# Start of Given records

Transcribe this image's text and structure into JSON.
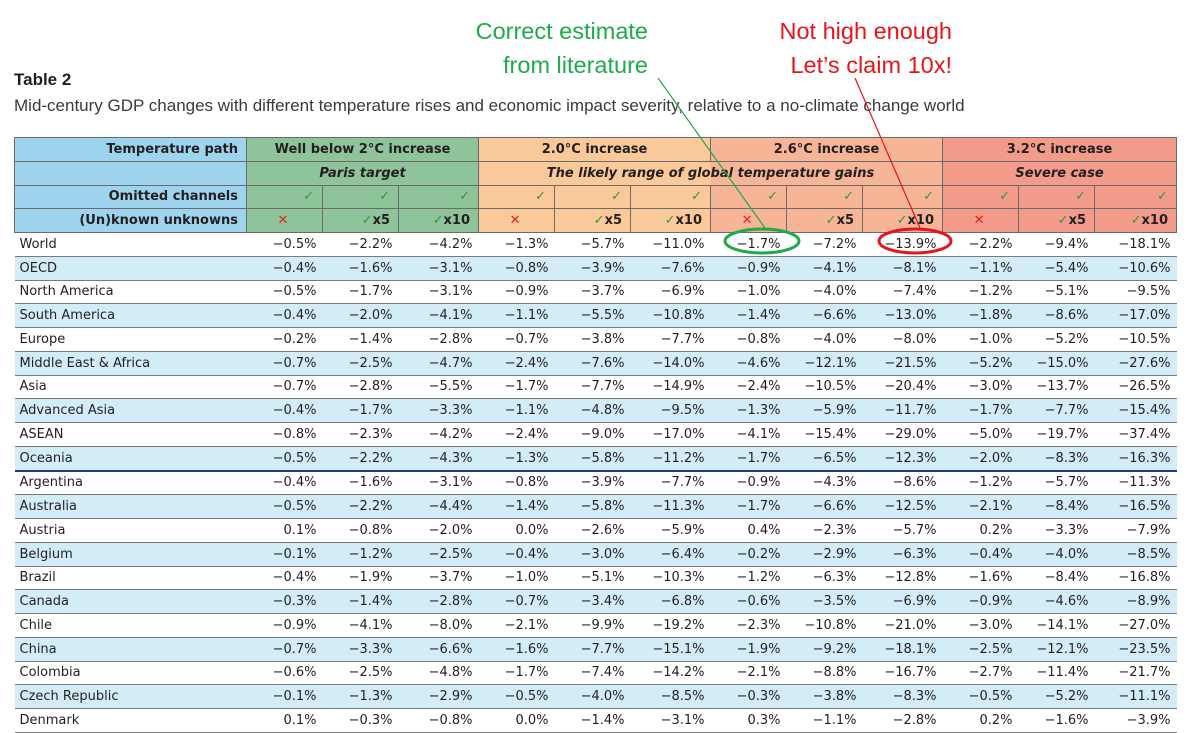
{
  "annotations": {
    "green_line1": "Correct estimate",
    "green_line2": "from literature",
    "red_line1": "Not high enough",
    "red_line2": "Let’s claim 10x!"
  },
  "table_label": "Table 2",
  "caption": "Mid-century GDP changes with different temperature rises and economic impact severity, relative to a no-climate change world",
  "header": {
    "temperature_path_label": "Temperature path",
    "omitted_label": "Omitted channels",
    "unknowns_label": "(Un)known unknowns",
    "check": "✓",
    "cross": "✕",
    "x5": "x5",
    "x10": "x10",
    "groups": [
      {
        "title": "Well below 2°C increase",
        "subtitle": "Paris target"
      },
      {
        "title": "2.0°C increase",
        "subtitle": "The likely range of global temperature gains"
      },
      {
        "title": "2.6°C increase",
        "subtitle": "The likely range of global temperature gains"
      },
      {
        "title": "3.2°C increase",
        "subtitle": "Severe case"
      }
    ]
  },
  "rows": [
    {
      "region": "World",
      "values": [
        "−0.5%",
        "−2.2%",
        "−4.2%",
        "−1.3%",
        "−5.7%",
        "−11.0%",
        "−1.7%",
        "−7.2%",
        "−13.9%",
        "−2.2%",
        "−9.4%",
        "−18.1%"
      ]
    },
    {
      "region": "OECD",
      "values": [
        "−0.4%",
        "−1.6%",
        "−3.1%",
        "−0.8%",
        "−3.9%",
        "−7.6%",
        "−0.9%",
        "−4.1%",
        "−8.1%",
        "−1.1%",
        "−5.4%",
        "−10.6%"
      ]
    },
    {
      "region": "North America",
      "values": [
        "−0.5%",
        "−1.7%",
        "−3.1%",
        "−0.9%",
        "−3.7%",
        "−6.9%",
        "−1.0%",
        "−4.0%",
        "−7.4%",
        "−1.2%",
        "−5.1%",
        "−9.5%"
      ]
    },
    {
      "region": "South America",
      "values": [
        "−0.4%",
        "−2.0%",
        "−4.1%",
        "−1.1%",
        "−5.5%",
        "−10.8%",
        "−1.4%",
        "−6.6%",
        "−13.0%",
        "−1.8%",
        "−8.6%",
        "−17.0%"
      ]
    },
    {
      "region": "Europe",
      "values": [
        "−0.2%",
        "−1.4%",
        "−2.8%",
        "−0.7%",
        "−3.8%",
        "−7.7%",
        "−0.8%",
        "−4.0%",
        "−8.0%",
        "−1.0%",
        "−5.2%",
        "−10.5%"
      ]
    },
    {
      "region": "Middle East & Africa",
      "values": [
        "−0.7%",
        "−2.5%",
        "−4.7%",
        "−2.4%",
        "−7.6%",
        "−14.0%",
        "−4.6%",
        "−12.1%",
        "−21.5%",
        "−5.2%",
        "−15.0%",
        "−27.6%"
      ]
    },
    {
      "region": "Asia",
      "values": [
        "−0.7%",
        "−2.8%",
        "−5.5%",
        "−1.7%",
        "−7.7%",
        "−14.9%",
        "−2.4%",
        "−10.5%",
        "−20.4%",
        "−3.0%",
        "−13.7%",
        "−26.5%"
      ]
    },
    {
      "region": "Advanced Asia",
      "values": [
        "−0.4%",
        "−1.7%",
        "−3.3%",
        "−1.1%",
        "−4.8%",
        "−9.5%",
        "−1.3%",
        "−5.9%",
        "−11.7%",
        "−1.7%",
        "−7.7%",
        "−15.4%"
      ]
    },
    {
      "region": "ASEAN",
      "values": [
        "−0.8%",
        "−2.3%",
        "−4.2%",
        "−2.4%",
        "−9.0%",
        "−17.0%",
        "−4.1%",
        "−15.4%",
        "−29.0%",
        "−5.0%",
        "−19.7%",
        "−37.4%"
      ]
    },
    {
      "region": "Oceania",
      "values": [
        "−0.5%",
        "−2.2%",
        "−4.3%",
        "−1.3%",
        "−5.8%",
        "−11.2%",
        "−1.7%",
        "−6.5%",
        "−12.3%",
        "−2.0%",
        "−8.3%",
        "−16.3%"
      ]
    },
    {
      "region": "Argentina",
      "values": [
        "−0.4%",
        "−1.6%",
        "−3.1%",
        "−0.8%",
        "−3.9%",
        "−7.7%",
        "−0.9%",
        "−4.3%",
        "−8.6%",
        "−1.2%",
        "−5.7%",
        "−11.3%"
      ]
    },
    {
      "region": "Australia",
      "values": [
        "−0.5%",
        "−2.2%",
        "−4.4%",
        "−1.4%",
        "−5.8%",
        "−11.3%",
        "−1.7%",
        "−6.6%",
        "−12.5%",
        "−2.1%",
        "−8.4%",
        "−16.5%"
      ]
    },
    {
      "region": "Austria",
      "values": [
        "0.1%",
        "−0.8%",
        "−2.0%",
        "0.0%",
        "−2.6%",
        "−5.9%",
        "0.4%",
        "−2.3%",
        "−5.7%",
        "0.2%",
        "−3.3%",
        "−7.9%"
      ]
    },
    {
      "region": "Belgium",
      "values": [
        "−0.1%",
        "−1.2%",
        "−2.5%",
        "−0.4%",
        "−3.0%",
        "−6.4%",
        "−0.2%",
        "−2.9%",
        "−6.3%",
        "−0.4%",
        "−4.0%",
        "−8.5%"
      ]
    },
    {
      "region": "Brazil",
      "values": [
        "−0.4%",
        "−1.9%",
        "−3.7%",
        "−1.0%",
        "−5.1%",
        "−10.3%",
        "−1.2%",
        "−6.3%",
        "−12.8%",
        "−1.6%",
        "−8.4%",
        "−16.8%"
      ]
    },
    {
      "region": "Canada",
      "values": [
        "−0.3%",
        "−1.4%",
        "−2.8%",
        "−0.7%",
        "−3.4%",
        "−6.8%",
        "−0.6%",
        "−3.5%",
        "−6.9%",
        "−0.9%",
        "−4.6%",
        "−8.9%"
      ]
    },
    {
      "region": "Chile",
      "values": [
        "−0.9%",
        "−4.1%",
        "−8.0%",
        "−2.1%",
        "−9.9%",
        "−19.2%",
        "−2.3%",
        "−10.8%",
        "−21.0%",
        "−3.0%",
        "−14.1%",
        "−27.0%"
      ]
    },
    {
      "region": "China",
      "values": [
        "−0.7%",
        "−3.3%",
        "−6.6%",
        "−1.6%",
        "−7.7%",
        "−15.1%",
        "−1.9%",
        "−9.2%",
        "−18.1%",
        "−2.5%",
        "−12.1%",
        "−23.5%"
      ]
    },
    {
      "region": "Colombia",
      "values": [
        "−0.6%",
        "−2.5%",
        "−4.8%",
        "−1.7%",
        "−7.4%",
        "−14.2%",
        "−2.1%",
        "−8.8%",
        "−16.7%",
        "−2.7%",
        "−11.4%",
        "−21.7%"
      ]
    },
    {
      "region": "Czech Republic",
      "values": [
        "−0.1%",
        "−1.3%",
        "−2.9%",
        "−0.5%",
        "−4.0%",
        "−8.5%",
        "−0.3%",
        "−3.8%",
        "−8.3%",
        "−0.5%",
        "−5.2%",
        "−11.1%"
      ]
    },
    {
      "region": "Denmark",
      "values": [
        "0.1%",
        "−0.3%",
        "−0.8%",
        "0.0%",
        "−1.4%",
        "−3.1%",
        "0.3%",
        "−1.1%",
        "−2.8%",
        "0.2%",
        "−1.6%",
        "−3.9%"
      ]
    }
  ],
  "colors": {
    "green": "#1faa4b",
    "red": "#e8141c",
    "header_blue": "#9fd4ef",
    "row_blue": "#d3edf8"
  }
}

# End of Given records

> _Requirements_
Output each line exactly; omit every picture.

> _Solved exercise_
Transcribe this image's text and structure into JSON.
{
  "annotations": {
    "green_line1": "Correct estimate",
    "green_line2": "from literature",
    "red_line1": "Not high enough",
    "red_line2": "Let’s claim 10x!"
  },
  "table_label": "Table 2",
  "caption": "Mid-century GDP changes with different temperature rises and economic impact severity, relative to a no-climate change world",
  "header": {
    "temperature_path_label": "Temperature path",
    "omitted_label": "Omitted channels",
    "unknowns_label": "(Un)known unknowns",
    "check": "✓",
    "cross": "✕",
    "x5": "x5",
    "x10": "x10",
    "groups": [
      {
        "title": "Well below 2°C increase",
        "subtitle": "Paris target"
      },
      {
        "title": "2.0°C increase",
        "subtitle": "The likely range of global temperature gains"
      },
      {
        "title": "2.6°C increase",
        "subtitle": "The likely range of global temperature gains"
      },
      {
        "title": "3.2°C increase",
        "subtitle": "Severe case"
      }
    ]
  },
  "rows": [
    {
      "region": "World",
      "values": [
        "−0.5%",
        "−2.2%",
        "−4.2%",
        "−1.3%",
        "−5.7%",
        "−11.0%",
        "−1.7%",
        "−7.2%",
        "−13.9%",
        "−2.2%",
        "−9.4%",
        "−18.1%"
      ]
    },
    {
      "region": "OECD",
      "values": [
        "−0.4%",
        "−1.6%",
        "−3.1%",
        "−0.8%",
        "−3.9%",
        "−7.6%",
        "−0.9%",
        "−4.1%",
        "−8.1%",
        "−1.1%",
        "−5.4%",
        "−10.6%"
      ]
    },
    {
      "region": "North America",
      "values": [
        "−0.5%",
        "−1.7%",
        "−3.1%",
        "−0.9%",
        "−3.7%",
        "−6.9%",
        "−1.0%",
        "−4.0%",
        "−7.4%",
        "−1.2%",
        "−5.1%",
        "−9.5%"
      ]
    },
    {
      "region": "South America",
      "values": [
        "−0.4%",
        "−2.0%",
        "−4.1%",
        "−1.1%",
        "−5.5%",
        "−10.8%",
        "−1.4%",
        "−6.6%",
        "−13.0%",
        "−1.8%",
        "−8.6%",
        "−17.0%"
      ]
    },
    {
      "region": "Europe",
      "values": [
        "−0.2%",
        "−1.4%",
        "−2.8%",
        "−0.7%",
        "−3.8%",
        "−7.7%",
        "−0.8%",
        "−4.0%",
        "−8.0%",
        "−1.0%",
        "−5.2%",
        "−10.5%"
      ]
    },
    {
      "region": "Middle East & Africa",
      "values": [
        "−0.7%",
        "−2.5%",
        "−4.7%",
        "−2.4%",
        "−7.6%",
        "−14.0%",
        "−4.6%",
        "−12.1%",
        "−21.5%",
        "−5.2%",
        "−15.0%",
        "−27.6%"
      ]
    },
    {
      "region": "Asia",
      "values": [
        "−0.7%",
        "−2.8%",
        "−5.5%",
        "−1.7%",
        "−7.7%",
        "−14.9%",
        "−2.4%",
        "−10.5%",
        "−20.4%",
        "−3.0%",
        "−13.7%",
        "−26.5%"
      ]
    },
    {
      "region": "Advanced Asia",
      "values": [
        "−0.4%",
        "−1.7%",
        "−3.3%",
        "−1.1%",
        "−4.8%",
        "−9.5%",
        "−1.3%",
        "−5.9%",
        "−11.7%",
        "−1.7%",
        "−7.7%",
        "−15.4%"
      ]
    },
    {
      "region": "ASEAN",
      "values": [
        "−0.8%",
        "−2.3%",
        "−4.2%",
        "−2.4%",
        "−9.0%",
        "−17.0%",
        "−4.1%",
        "−15.4%",
        "−29.0%",
        "−5.0%",
        "−19.7%",
        "−37.4%"
      ]
    },
    {
      "region": "Oceania",
      "values": [
        "−0.5%",
        "−2.2%",
        "−4.3%",
        "−1.3%",
        "−5.8%",
        "−11.2%",
        "−1.7%",
        "−6.5%",
        "−12.3%",
        "−2.0%",
        "−8.3%",
        "−16.3%"
      ]
    },
    {
      "region": "Argentina",
      "values": [
        "−0.4%",
        "−1.6%",
        "−3.1%",
        "−0.8%",
        "−3.9%",
        "−7.7%",
        "−0.9%",
        "−4.3%",
        "−8.6%",
        "−1.2%",
        "−5.7%",
        "−11.3%"
      ]
    },
    {
      "region": "Australia",
      "values": [
        "−0.5%",
        "−2.2%",
        "−4.4%",
        "−1.4%",
        "−5.8%",
        "−11.3%",
        "−1.7%",
        "−6.6%",
        "−12.5%",
        "−2.1%",
        "−8.4%",
        "−16.5%"
      ]
    },
    {
      "region": "Austria",
      "values": [
        "0.1%",
        "−0.8%",
        "−2.0%",
        "0.0%",
        "−2.6%",
        "−5.9%",
        "0.4%",
        "−2.3%",
        "−5.7%",
        "0.2%",
        "−3.3%",
        "−7.9%"
      ]
    },
    {
      "region": "Belgium",
      "values": [
        "−0.1%",
        "−1.2%",
        "−2.5%",
        "−0.4%",
        "−3.0%",
        "−6.4%",
        "−0.2%",
        "−2.9%",
        "−6.3%",
        "−0.4%",
        "−4.0%",
        "−8.5%"
      ]
    },
    {
      "region": "Brazil",
      "values": [
        "−0.4%",
        "−1.9%",
        "−3.7%",
        "−1.0%",
        "−5.1%",
        "−10.3%",
        "−1.2%",
        "−6.3%",
        "−12.8%",
        "−1.6%",
        "−8.4%",
        "−16.8%"
      ]
    },
    {
      "region": "Canada",
      "values": [
        "−0.3%",
        "−1.4%",
        "−2.8%",
        "−0.7%",
        "−3.4%",
        "−6.8%",
        "−0.6%",
        "−3.5%",
        "−6.9%",
        "−0.9%",
        "−4.6%",
        "−8.9%"
      ]
    },
    {
      "region": "Chile",
      "values": [
        "−0.9%",
        "−4.1%",
        "−8.0%",
        "−2.1%",
        "−9.9%",
        "−19.2%",
        "−2.3%",
        "−10.8%",
        "−21.0%",
        "−3.0%",
        "−14.1%",
        "−27.0%"
      ]
    },
    {
      "region": "China",
      "values": [
        "−0.7%",
        "−3.3%",
        "−6.6%",
        "−1.6%",
        "−7.7%",
        "−15.1%",
        "−1.9%",
        "−9.2%",
        "−18.1%",
        "−2.5%",
        "−12.1%",
        "−23.5%"
      ]
    },
    {
      "region": "Colombia",
      "values": [
        "−0.6%",
        "−2.5%",
        "−4.8%",
        "−1.7%",
        "−7.4%",
        "−14.2%",
        "−2.1%",
        "−8.8%",
        "−16.7%",
        "−2.7%",
        "−11.4%",
        "−21.7%"
      ]
    },
    {
      "region": "Czech Republic",
      "values": [
        "−0.1%",
        "−1.3%",
        "−2.9%",
        "−0.5%",
        "−4.0%",
        "−8.5%",
        "−0.3%",
        "−3.8%",
        "−8.3%",
        "−0.5%",
        "−5.2%",
        "−11.1%"
      ]
    },
    {
      "region": "Denmark",
      "values": [
        "0.1%",
        "−0.3%",
        "−0.8%",
        "0.0%",
        "−1.4%",
        "−3.1%",
        "0.3%",
        "−1.1%",
        "−2.8%",
        "0.2%",
        "−1.6%",
        "−3.9%"
      ]
    }
  ],
  "colors": {
    "green": "#1faa4b",
    "red": "#e8141c",
    "header_blue": "#9fd4ef",
    "row_blue": "#d3edf8"
  }
}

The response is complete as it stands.